Goal |
All of the data below should be written out exactly.

[Begin Data extract]

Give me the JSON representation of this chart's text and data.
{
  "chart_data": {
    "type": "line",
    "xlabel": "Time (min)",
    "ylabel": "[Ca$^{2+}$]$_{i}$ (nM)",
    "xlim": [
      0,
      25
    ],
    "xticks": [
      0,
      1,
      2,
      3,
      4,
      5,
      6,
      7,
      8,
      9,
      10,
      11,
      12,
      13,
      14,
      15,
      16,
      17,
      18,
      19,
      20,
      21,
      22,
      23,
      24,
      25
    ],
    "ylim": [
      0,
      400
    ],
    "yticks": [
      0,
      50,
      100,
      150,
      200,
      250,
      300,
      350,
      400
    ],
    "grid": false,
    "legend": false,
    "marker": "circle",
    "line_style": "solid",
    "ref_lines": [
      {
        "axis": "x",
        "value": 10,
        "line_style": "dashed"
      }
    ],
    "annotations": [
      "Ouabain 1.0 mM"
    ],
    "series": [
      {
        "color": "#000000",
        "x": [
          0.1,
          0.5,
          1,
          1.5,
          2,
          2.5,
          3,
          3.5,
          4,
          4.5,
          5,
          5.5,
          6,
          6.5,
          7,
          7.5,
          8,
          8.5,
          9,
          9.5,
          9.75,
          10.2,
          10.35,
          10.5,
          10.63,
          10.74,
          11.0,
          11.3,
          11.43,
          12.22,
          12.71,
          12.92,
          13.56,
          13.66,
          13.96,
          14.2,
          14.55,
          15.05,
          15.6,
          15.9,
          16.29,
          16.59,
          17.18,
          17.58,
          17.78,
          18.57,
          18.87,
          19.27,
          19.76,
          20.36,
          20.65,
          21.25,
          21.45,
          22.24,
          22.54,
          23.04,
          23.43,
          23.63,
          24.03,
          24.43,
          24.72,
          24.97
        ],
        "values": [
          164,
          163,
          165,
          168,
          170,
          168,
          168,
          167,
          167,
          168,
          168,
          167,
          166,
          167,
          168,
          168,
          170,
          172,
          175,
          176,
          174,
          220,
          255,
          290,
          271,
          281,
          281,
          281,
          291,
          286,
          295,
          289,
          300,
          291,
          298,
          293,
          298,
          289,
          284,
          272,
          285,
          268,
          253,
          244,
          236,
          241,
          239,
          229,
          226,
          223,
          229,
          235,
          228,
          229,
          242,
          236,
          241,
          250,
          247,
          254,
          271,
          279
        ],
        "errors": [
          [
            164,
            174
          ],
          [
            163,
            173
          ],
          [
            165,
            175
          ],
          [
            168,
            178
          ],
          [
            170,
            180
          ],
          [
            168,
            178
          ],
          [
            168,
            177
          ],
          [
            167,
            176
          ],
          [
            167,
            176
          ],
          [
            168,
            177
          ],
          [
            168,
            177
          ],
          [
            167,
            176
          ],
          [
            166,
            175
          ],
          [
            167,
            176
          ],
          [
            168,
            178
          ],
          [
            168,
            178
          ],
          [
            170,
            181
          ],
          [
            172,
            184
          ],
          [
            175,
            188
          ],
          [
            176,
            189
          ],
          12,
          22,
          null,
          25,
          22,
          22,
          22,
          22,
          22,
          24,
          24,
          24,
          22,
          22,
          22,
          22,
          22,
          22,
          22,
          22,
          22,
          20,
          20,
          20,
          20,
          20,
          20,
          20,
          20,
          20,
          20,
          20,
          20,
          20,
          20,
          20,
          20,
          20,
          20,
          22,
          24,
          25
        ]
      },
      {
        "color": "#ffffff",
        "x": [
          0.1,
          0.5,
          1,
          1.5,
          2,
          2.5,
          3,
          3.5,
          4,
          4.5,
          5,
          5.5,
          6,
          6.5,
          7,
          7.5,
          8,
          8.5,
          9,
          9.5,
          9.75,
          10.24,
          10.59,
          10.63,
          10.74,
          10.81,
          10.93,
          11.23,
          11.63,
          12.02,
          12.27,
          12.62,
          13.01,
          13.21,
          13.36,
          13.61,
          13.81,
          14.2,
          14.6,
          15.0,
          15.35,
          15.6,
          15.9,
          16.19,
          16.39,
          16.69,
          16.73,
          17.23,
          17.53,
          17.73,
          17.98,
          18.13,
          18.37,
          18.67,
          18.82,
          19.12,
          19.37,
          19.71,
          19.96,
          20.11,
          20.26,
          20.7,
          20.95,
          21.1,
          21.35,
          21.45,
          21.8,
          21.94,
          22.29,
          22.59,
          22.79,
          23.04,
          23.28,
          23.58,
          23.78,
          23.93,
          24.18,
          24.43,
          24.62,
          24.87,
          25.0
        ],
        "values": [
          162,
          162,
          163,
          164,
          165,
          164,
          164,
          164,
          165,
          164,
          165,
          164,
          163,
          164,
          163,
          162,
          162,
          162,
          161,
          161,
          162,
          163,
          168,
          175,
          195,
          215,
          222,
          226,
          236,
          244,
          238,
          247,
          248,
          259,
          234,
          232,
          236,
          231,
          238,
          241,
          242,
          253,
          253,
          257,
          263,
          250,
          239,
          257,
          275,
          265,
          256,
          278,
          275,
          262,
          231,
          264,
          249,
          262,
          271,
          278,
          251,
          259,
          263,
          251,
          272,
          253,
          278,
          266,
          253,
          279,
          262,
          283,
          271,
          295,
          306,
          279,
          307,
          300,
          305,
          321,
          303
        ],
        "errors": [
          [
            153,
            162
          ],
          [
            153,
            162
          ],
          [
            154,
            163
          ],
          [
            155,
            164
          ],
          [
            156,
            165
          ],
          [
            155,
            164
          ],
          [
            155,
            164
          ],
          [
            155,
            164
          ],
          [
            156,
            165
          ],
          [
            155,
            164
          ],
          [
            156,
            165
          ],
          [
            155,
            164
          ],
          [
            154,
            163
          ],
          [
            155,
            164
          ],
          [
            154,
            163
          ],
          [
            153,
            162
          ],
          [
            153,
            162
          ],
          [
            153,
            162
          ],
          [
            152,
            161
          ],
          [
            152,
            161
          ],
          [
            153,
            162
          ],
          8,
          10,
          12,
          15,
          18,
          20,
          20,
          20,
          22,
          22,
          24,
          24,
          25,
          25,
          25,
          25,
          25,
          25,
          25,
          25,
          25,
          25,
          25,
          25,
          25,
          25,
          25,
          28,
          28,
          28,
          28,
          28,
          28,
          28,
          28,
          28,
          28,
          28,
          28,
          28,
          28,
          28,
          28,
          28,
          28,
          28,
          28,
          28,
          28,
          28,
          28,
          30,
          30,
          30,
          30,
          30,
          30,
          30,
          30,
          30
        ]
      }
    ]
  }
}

[End Data extract]

Solution |
Give me the JSON representation of this chart's text and data.
{
  "chart_data": {
    "type": "line",
    "xlabel": "Time (min)",
    "ylabel": "[Ca$^{2+}$]$_{i}$ (nM)",
    "xlim": [
      0,
      25
    ],
    "xticks": [
      0,
      1,
      2,
      3,
      4,
      5,
      6,
      7,
      8,
      9,
      10,
      11,
      12,
      13,
      14,
      15,
      16,
      17,
      18,
      19,
      20,
      21,
      22,
      23,
      24,
      25
    ],
    "ylim": [
      0,
      400
    ],
    "yticks": [
      0,
      50,
      100,
      150,
      200,
      250,
      300,
      350,
      400
    ],
    "grid": false,
    "legend": false,
    "marker": "circle",
    "line_style": "solid",
    "ref_lines": [
      {
        "axis": "x",
        "value": 10,
        "line_style": "dashed"
      }
    ],
    "annotations": [
      "Ouabain 1.0 mM"
    ],
    "series": [
      {
        "color": "#000000",
        "x": [
          0.1,
          0.5,
          1,
          1.5,
          2,
          2.5,
          3,
          3.5,
          4,
          4.5,
          5,
          5.5,
          6,
          6.5,
          7,
          7.5,
          8,
          8.5,
          9,
          9.5,
          9.75,
          10.2,
          10.35,
          10.5,
          10.63,
          10.74,
          11.0,
          11.3,
          11.43,
          12.22,
          12.71,
          12.92,
          13.56,
          13.66,
          13.96,
          14.2,
          14.55,
          15.05,
          15.6,
          15.9,
          16.29,
          16.59,
          17.18,
          17.58,
          17.78,
          18.57,
          18.87,
          19.27,
          19.76,
          20.36,
          20.65,
          21.25,
          21.45,
          22.24,
          22.54,
          23.04,
          23.43,
          23.63,
          24.03,
          24.43,
          24.72,
          24.97
        ],
        "values": [
          164,
          163,
          165,
          168,
          170,
          168,
          168,
          167,
          167,
          168,
          168,
          167,
          166,
          167,
          168,
          168,
          170,
          172,
          175,
          176,
          174,
          220,
          255,
          290,
          271,
          281,
          281,
          281,
          291,
          286,
          295,
          289,
          300,
          291,
          298,
          293,
          298,
          289,
          284,
          272,
          285,
          268,
          253,
          244,
          236,
          241,
          239,
          229,
          226,
          223,
          229,
          235,
          228,
          229,
          242,
          236,
          241,
          250,
          247,
          254,
          271,
          279
        ],
        "errors": [
          [
            164,
            174
          ],
          [
            163,
            173
          ],
          [
            165,
            175
          ],
          [
            168,
            178
          ],
          [
            170,
            180
          ],
          [
            168,
            178
          ],
          [
            168,
            177
          ],
          [
            167,
            176
          ],
          [
            167,
            176
          ],
          [
            168,
            177
          ],
          [
            168,
            177
          ],
          [
            167,
            176
          ],
          [
            166,
            175
          ],
          [
            167,
            176
          ],
          [
            168,
            178
          ],
          [
            168,
            178
          ],
          [
            170,
            181
          ],
          [
            172,
            184
          ],
          [
            175,
            188
          ],
          [
            176,
            189
          ],
          12,
          22,
          null,
          25,
          22,
          22,
          22,
          22,
          22,
          24,
          24,
          24,
          22,
          22,
          22,
          22,
          22,
          22,
          22,
          22,
          22,
          20,
          20,
          20,
          20,
          20,
          20,
          20,
          20,
          20,
          20,
          20,
          20,
          20,
          20,
          20,
          20,
          20,
          20,
          22,
          24,
          25
        ]
      },
      {
        "color": "#ffffff",
        "x": [
          0.1,
          0.5,
          1,
          1.5,
          2,
          2.5,
          3,
          3.5,
          4,
          4.5,
          5,
          5.5,
          6,
          6.5,
          7,
          7.5,
          8,
          8.5,
          9,
          9.5,
          9.75,
          10.24,
          10.59,
          10.63,
          10.74,
          10.81,
          10.93,
          11.23,
          11.63,
          12.02,
          12.27,
          12.62,
          13.01,
          13.21,
          13.36,
          13.61,
          13.81,
          14.2,
          14.6,
          15.0,
          15.35,
          15.6,
          15.9,
          16.19,
          16.39,
          16.69,
          16.73,
          17.23,
          17.53,
          17.73,
          17.98,
          18.13,
          18.37,
          18.67,
          18.82,
          19.12,
          19.37,
          19.71,
          19.96,
          20.11,
          20.26,
          20.7,
          20.95,
          21.1,
          21.35,
          21.45,
          21.8,
          21.94,
          22.29,
          22.59,
          22.79,
          23.04,
          23.28,
          23.58,
          23.78,
          23.93,
          24.18,
          24.43,
          24.62,
          24.87,
          25.0
        ],
        "values": [
          162,
          162,
          163,
          164,
          165,
          164,
          164,
          164,
          165,
          164,
          165,
          164,
          163,
          164,
          163,
          162,
          162,
          162,
          161,
          161,
          162,
          163,
          168,
          175,
          195,
          215,
          222,
          226,
          236,
          244,
          238,
          247,
          248,
          259,
          234,
          232,
          236,
          231,
          238,
          241,
          242,
          253,
          253,
          257,
          263,
          250,
          239,
          257,
          275,
          265,
          256,
          278,
          275,
          262,
          231,
          264,
          249,
          262,
          271,
          278,
          251,
          259,
          263,
          251,
          272,
          253,
          278,
          266,
          253,
          279,
          262,
          283,
          271,
          295,
          306,
          279,
          307,
          300,
          305,
          321,
          303
        ],
        "errors": [
          [
            153,
            162
          ],
          [
            153,
            162
          ],
          [
            154,
            163
          ],
          [
            155,
            164
          ],
          [
            156,
            165
          ],
          [
            155,
            164
          ],
          [
            155,
            164
          ],
          [
            155,
            164
          ],
          [
            156,
            165
          ],
          [
            155,
            164
          ],
          [
            156,
            165
          ],
          [
            155,
            164
          ],
          [
            154,
            163
          ],
          [
            155,
            164
          ],
          [
            154,
            163
          ],
          [
            153,
            162
          ],
          [
            153,
            162
          ],
          [
            153,
            162
          ],
          [
            152,
            161
          ],
          [
            152,
            161
          ],
          [
            153,
            162
          ],
          8,
          10,
          12,
          15,
          18,
          20,
          20,
          20,
          22,
          22,
          24,
          24,
          25,
          25,
          25,
          25,
          25,
          25,
          25,
          25,
          25,
          25,
          25,
          25,
          25,
          25,
          25,
          28,
          28,
          28,
          28,
          28,
          28,
          28,
          28,
          28,
          28,
          28,
          28,
          28,
          28,
          28,
          28,
          28,
          28,
          28,
          28,
          28,
          28,
          28,
          28,
          30,
          30,
          30,
          30,
          30,
          30,
          30,
          30,
          30
        ]
      }
    ]
  }
}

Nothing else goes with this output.